Work out how many lines in the listing below include the word "JSON"; answer with the number alone.

******************************

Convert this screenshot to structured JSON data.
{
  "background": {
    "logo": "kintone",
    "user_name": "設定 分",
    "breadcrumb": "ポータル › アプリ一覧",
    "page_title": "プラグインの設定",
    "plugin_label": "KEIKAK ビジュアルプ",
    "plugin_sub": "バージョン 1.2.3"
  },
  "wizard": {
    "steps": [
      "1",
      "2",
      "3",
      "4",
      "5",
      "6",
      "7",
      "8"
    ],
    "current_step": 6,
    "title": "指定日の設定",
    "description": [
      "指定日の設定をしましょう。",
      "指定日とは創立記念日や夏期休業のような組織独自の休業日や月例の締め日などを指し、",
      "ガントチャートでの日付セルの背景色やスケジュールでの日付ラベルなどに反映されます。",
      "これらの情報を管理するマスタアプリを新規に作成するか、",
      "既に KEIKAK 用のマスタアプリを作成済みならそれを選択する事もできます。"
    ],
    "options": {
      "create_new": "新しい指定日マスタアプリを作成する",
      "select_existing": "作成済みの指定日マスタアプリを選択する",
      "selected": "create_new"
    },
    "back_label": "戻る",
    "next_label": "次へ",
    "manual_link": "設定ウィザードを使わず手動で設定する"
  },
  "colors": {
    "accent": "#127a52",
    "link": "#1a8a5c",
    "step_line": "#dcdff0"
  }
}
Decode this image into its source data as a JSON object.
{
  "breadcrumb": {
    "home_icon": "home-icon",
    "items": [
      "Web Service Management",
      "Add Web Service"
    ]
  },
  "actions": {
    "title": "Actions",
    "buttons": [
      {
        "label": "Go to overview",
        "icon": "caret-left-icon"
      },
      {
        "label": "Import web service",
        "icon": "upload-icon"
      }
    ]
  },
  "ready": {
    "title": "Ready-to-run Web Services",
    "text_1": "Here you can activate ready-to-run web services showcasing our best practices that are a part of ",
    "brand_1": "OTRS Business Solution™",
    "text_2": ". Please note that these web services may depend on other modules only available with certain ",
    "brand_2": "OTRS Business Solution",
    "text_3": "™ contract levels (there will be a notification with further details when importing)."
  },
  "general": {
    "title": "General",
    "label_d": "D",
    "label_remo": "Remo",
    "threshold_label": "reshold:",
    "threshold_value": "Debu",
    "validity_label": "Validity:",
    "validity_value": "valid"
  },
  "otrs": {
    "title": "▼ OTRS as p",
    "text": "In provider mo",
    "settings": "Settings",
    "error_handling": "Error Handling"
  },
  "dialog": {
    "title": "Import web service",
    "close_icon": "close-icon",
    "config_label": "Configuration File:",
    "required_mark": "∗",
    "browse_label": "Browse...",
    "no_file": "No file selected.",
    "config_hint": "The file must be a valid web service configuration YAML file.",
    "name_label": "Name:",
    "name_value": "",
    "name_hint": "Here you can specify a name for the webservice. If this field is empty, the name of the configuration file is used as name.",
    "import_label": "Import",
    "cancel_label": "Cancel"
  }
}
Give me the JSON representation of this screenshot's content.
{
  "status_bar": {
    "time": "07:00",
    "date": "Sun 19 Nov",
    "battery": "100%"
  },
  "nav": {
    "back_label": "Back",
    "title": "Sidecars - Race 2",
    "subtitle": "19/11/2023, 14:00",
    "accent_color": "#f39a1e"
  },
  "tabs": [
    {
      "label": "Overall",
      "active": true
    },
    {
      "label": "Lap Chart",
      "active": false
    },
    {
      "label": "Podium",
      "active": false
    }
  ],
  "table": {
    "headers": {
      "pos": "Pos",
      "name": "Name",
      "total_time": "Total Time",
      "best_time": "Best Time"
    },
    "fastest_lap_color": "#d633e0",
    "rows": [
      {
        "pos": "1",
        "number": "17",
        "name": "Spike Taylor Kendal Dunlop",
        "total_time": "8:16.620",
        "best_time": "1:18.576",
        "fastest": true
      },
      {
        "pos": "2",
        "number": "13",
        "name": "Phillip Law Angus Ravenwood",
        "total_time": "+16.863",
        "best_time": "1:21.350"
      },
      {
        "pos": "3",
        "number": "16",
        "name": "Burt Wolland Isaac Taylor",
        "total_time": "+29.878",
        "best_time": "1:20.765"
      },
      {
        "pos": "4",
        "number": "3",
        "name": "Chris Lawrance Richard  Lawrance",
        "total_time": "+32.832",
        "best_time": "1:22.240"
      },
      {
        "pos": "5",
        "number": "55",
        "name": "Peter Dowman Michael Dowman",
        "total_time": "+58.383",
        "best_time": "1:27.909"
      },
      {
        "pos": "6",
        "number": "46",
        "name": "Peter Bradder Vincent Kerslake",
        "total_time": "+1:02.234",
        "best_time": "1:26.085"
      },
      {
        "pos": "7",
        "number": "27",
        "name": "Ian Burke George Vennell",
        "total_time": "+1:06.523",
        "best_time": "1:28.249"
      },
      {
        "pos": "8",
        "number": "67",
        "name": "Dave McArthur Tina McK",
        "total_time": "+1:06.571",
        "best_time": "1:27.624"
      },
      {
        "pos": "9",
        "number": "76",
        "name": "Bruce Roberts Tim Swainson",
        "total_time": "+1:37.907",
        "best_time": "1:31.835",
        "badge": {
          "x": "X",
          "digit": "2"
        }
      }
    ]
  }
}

******************************

Result of the exercise: 3